[START OF Information provided]

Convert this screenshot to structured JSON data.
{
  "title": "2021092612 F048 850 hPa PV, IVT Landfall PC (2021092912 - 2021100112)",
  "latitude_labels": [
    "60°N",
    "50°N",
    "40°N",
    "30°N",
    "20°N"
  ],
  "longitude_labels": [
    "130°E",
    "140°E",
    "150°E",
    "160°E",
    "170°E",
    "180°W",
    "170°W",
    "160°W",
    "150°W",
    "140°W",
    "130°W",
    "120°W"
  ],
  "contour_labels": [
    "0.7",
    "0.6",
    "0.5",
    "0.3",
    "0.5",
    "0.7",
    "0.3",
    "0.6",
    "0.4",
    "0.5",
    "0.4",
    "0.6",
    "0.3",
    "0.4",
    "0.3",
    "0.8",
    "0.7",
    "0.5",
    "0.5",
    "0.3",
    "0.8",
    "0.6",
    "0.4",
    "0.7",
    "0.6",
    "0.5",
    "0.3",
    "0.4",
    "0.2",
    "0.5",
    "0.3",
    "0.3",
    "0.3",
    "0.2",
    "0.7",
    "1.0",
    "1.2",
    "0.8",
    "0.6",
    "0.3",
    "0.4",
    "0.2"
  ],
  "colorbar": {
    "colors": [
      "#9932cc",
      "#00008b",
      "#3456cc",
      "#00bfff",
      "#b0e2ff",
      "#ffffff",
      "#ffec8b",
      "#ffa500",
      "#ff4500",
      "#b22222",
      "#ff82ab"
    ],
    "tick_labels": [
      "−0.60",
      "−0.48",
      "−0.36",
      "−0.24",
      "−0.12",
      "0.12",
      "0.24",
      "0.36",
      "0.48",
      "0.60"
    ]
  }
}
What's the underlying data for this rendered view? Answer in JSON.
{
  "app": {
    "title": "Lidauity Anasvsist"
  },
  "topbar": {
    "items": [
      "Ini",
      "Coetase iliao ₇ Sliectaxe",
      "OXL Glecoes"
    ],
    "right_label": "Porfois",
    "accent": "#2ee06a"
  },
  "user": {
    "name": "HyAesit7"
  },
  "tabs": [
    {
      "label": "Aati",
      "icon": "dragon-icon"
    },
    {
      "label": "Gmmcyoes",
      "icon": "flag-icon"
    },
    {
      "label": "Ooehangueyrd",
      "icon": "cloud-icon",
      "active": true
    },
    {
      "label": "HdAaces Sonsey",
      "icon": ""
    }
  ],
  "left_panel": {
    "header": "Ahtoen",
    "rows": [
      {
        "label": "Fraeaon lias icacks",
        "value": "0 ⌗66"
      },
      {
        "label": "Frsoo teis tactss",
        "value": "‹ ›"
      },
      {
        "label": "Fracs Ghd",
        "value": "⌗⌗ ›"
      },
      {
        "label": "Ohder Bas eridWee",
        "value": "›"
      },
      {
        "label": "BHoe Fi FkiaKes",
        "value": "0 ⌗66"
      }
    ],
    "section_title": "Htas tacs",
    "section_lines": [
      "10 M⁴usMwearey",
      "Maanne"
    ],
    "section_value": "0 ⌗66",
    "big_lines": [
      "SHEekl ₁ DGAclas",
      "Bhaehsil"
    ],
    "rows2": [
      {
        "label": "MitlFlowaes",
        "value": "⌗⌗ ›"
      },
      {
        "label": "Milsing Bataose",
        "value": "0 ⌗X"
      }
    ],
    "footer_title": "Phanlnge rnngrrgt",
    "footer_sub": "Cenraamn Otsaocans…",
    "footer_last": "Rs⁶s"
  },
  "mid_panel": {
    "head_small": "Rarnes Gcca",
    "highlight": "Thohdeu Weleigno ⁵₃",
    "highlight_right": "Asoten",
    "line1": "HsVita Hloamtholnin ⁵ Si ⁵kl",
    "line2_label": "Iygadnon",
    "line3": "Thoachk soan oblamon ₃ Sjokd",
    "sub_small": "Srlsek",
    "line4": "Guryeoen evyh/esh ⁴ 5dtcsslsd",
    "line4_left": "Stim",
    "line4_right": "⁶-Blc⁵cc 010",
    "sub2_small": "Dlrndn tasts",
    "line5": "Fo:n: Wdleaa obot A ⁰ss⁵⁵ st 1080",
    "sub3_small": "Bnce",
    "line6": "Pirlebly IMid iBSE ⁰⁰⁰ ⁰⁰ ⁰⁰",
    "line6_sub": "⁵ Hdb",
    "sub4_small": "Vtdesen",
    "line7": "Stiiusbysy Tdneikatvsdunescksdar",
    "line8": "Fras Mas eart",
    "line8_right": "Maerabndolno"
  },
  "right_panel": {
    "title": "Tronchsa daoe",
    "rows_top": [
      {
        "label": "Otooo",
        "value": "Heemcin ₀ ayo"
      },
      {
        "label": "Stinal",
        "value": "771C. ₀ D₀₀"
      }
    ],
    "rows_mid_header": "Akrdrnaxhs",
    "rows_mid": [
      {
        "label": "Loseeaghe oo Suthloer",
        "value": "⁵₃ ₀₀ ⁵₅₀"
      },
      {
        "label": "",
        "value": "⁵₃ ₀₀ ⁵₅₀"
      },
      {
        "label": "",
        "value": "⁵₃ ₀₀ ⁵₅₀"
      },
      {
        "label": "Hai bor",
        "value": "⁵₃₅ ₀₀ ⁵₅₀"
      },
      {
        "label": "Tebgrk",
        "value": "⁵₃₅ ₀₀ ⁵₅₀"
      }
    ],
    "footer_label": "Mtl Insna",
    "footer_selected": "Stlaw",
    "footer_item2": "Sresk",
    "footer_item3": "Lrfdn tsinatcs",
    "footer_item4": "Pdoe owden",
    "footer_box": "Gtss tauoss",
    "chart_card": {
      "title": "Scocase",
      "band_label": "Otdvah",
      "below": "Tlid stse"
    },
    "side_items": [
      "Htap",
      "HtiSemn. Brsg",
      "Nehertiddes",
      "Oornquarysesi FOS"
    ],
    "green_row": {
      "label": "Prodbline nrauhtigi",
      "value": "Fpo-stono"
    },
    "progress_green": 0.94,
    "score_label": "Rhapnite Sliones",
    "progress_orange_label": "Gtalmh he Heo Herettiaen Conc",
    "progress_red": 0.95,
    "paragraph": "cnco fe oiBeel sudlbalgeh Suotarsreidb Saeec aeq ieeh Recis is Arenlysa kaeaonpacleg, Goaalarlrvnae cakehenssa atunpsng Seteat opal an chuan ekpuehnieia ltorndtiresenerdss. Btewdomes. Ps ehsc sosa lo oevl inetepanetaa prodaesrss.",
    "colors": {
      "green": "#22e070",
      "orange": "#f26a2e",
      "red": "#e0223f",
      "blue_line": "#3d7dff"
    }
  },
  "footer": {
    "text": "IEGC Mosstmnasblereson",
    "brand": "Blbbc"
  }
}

[END OF Information provided]

What is expected: Restate each of the entries above verbatim.

Expected answer:
Convert this screenshot to structured JSON data.
{
  "title": "2021092612 F048 850 hPa PV, IVT Landfall PC (2021092912 - 2021100112)",
  "latitude_labels": [
    "60°N",
    "50°N",
    "40°N",
    "30°N",
    "20°N"
  ],
  "longitude_labels": [
    "130°E",
    "140°E",
    "150°E",
    "160°E",
    "170°E",
    "180°W",
    "170°W",
    "160°W",
    "150°W",
    "140°W",
    "130°W",
    "120°W"
  ],
  "contour_labels": [
    "0.7",
    "0.6",
    "0.5",
    "0.3",
    "0.5",
    "0.7",
    "0.3",
    "0.6",
    "0.4",
    "0.5",
    "0.4",
    "0.6",
    "0.3",
    "0.4",
    "0.3",
    "0.8",
    "0.7",
    "0.5",
    "0.5",
    "0.3",
    "0.8",
    "0.6",
    "0.4",
    "0.7",
    "0.6",
    "0.5",
    "0.3",
    "0.4",
    "0.2",
    "0.5",
    "0.3",
    "0.3",
    "0.3",
    "0.2",
    "0.7",
    "1.0",
    "1.2",
    "0.8",
    "0.6",
    "0.3",
    "0.4",
    "0.2"
  ],
  "colorbar": {
    "colors": [
      "#9932cc",
      "#00008b",
      "#3456cc",
      "#00bfff",
      "#b0e2ff",
      "#ffffff",
      "#ffec8b",
      "#ffa500",
      "#ff4500",
      "#b22222",
      "#ff82ab"
    ],
    "tick_labels": [
      "−0.60",
      "−0.48",
      "−0.36",
      "−0.24",
      "−0.12",
      "0.12",
      "0.24",
      "0.36",
      "0.48",
      "0.60"
    ]
  }
}
What's the underlying data for this rendered view? Answer in JSON.
{
  "app": {
    "title": "Lidauity Anasvsist"
  },
  "topbar": {
    "items": [
      "Ini",
      "Coetase iliao ₇ Sliectaxe",
      "OXL Glecoes"
    ],
    "right_label": "Porfois",
    "accent": "#2ee06a"
  },
  "user": {
    "name": "HyAesit7"
  },
  "tabs": [
    {
      "label": "Aati",
      "icon": "dragon-icon"
    },
    {
      "label": "Gmmcyoes",
      "icon": "flag-icon"
    },
    {
      "label": "Ooehangueyrd",
      "icon": "cloud-icon",
      "active": true
    },
    {
      "label": "HdAaces Sonsey",
      "icon": ""
    }
  ],
  "left_panel": {
    "header": "Ahtoen",
    "rows": [
      {
        "label": "Fraeaon lias icacks",
        "value": "0 ⌗66"
      },
      {
        "label": "Frsoo teis tactss",
        "value": "‹ ›"
      },
      {
        "label": "Fracs Ghd",
        "value": "⌗⌗ ›"
      },
      {
        "label": "Ohder Bas eridWee",
        "value": "›"
      },
      {
        "label": "BHoe Fi FkiaKes",
        "value": "0 ⌗66"
      }
    ],
    "section_title": "Htas tacs",
    "section_lines": [
      "10 M⁴usMwearey",
      "Maanne"
    ],
    "section_value": "0 ⌗66",
    "big_lines": [
      "SHEekl ₁ DGAclas",
      "Bhaehsil"
    ],
    "rows2": [
      {
        "label": "MitlFlowaes",
        "value": "⌗⌗ ›"
      },
      {
        "label": "Milsing Bataose",
        "value": "0 ⌗X"
      }
    ],
    "footer_title": "Phanlnge rnngrrgt",
    "footer_sub": "Cenraamn Otsaocans…",
    "footer_last": "Rs⁶s"
  },
  "mid_panel": {
    "head_small": "Rarnes Gcca",
    "highlight": "Thohdeu Weleigno ⁵₃",
    "highlight_right": "Asoten",
    "line1": "HsVita Hloamtholnin ⁵ Si ⁵kl",
    "line2_label": "Iygadnon",
    "line3": "Thoachk soan oblamon ₃ Sjokd",
    "sub_small": "Srlsek",
    "line4": "Guryeoen evyh/esh ⁴ 5dtcsslsd",
    "line4_left": "Stim",
    "line4_right": "⁶-Blc⁵cc 010",
    "sub2_small": "Dlrndn tasts",
    "line5": "Fo:n: Wdleaa obot A ⁰ss⁵⁵ st 1080",
    "sub3_small": "Bnce",
    "line6": "Pirlebly IMid iBSE ⁰⁰⁰ ⁰⁰ ⁰⁰",
    "line6_sub": "⁵ Hdb",
    "sub4_small": "Vtdesen",
    "line7": "Stiiusbysy Tdneikatvsdunescksdar",
    "line8": "Fras Mas eart",
    "line8_right": "Maerabndolno"
  },
  "right_panel": {
    "title": "Tronchsa daoe",
    "rows_top": [
      {
        "label": "Otooo",
        "value": "Heemcin ₀ ayo"
      },
      {
        "label": "Stinal",
        "value": "771C. ₀ D₀₀"
      }
    ],
    "rows_mid_header": "Akrdrnaxhs",
    "rows_mid": [
      {
        "label": "Loseeaghe oo Suthloer",
        "value": "⁵₃ ₀₀ ⁵₅₀"
      },
      {
        "label": "",
        "value": "⁵₃ ₀₀ ⁵₅₀"
      },
      {
        "label": "",
        "value": "⁵₃ ₀₀ ⁵₅₀"
      },
      {
        "label": "Hai bor",
        "value": "⁵₃₅ ₀₀ ⁵₅₀"
      },
      {
        "label": "Tebgrk",
        "value": "⁵₃₅ ₀₀ ⁵₅₀"
      }
    ],
    "footer_label": "Mtl Insna",
    "footer_selected": "Stlaw",
    "footer_item2": "Sresk",
    "footer_item3": "Lrfdn tsinatcs",
    "footer_item4": "Pdoe owden",
    "footer_box": "Gtss tauoss",
    "chart_card": {
      "title": "Scocase",
      "band_label": "Otdvah",
      "below": "Tlid stse"
    },
    "side_items": [
      "Htap",
      "HtiSemn. Brsg",
      "Nehertiddes",
      "Oornquarysesi FOS"
    ],
    "green_row": {
      "label": "Prodbline nrauhtigi",
      "value": "Fpo-stono"
    },
    "progress_green": 0.94,
    "score_label": "Rhapnite Sliones",
    "progress_orange_label": "Gtalmh he Heo Herettiaen Conc",
    "progress_red": 0.95,
    "paragraph": "cnco fe oiBeel sudlbalgeh Suotarsreidb Saeec aeq ieeh Recis is Arenlysa kaeaonpacleg, Goaalarlrvnae cakehenssa atunpsng Seteat opal an chuan ekpuehnieia ltorndtiresenerdss. Btewdomes. Ps ehsc sosa lo oevl inetepanetaa prodaesrss.",
    "colors": {
      "green": "#22e070",
      "orange": "#f26a2e",
      "red": "#e0223f",
      "blue_line": "#3d7dff"
    }
  },
  "footer": {
    "text": "IEGC Mosstmnasblereson",
    "brand": "Blbbc"
  }
}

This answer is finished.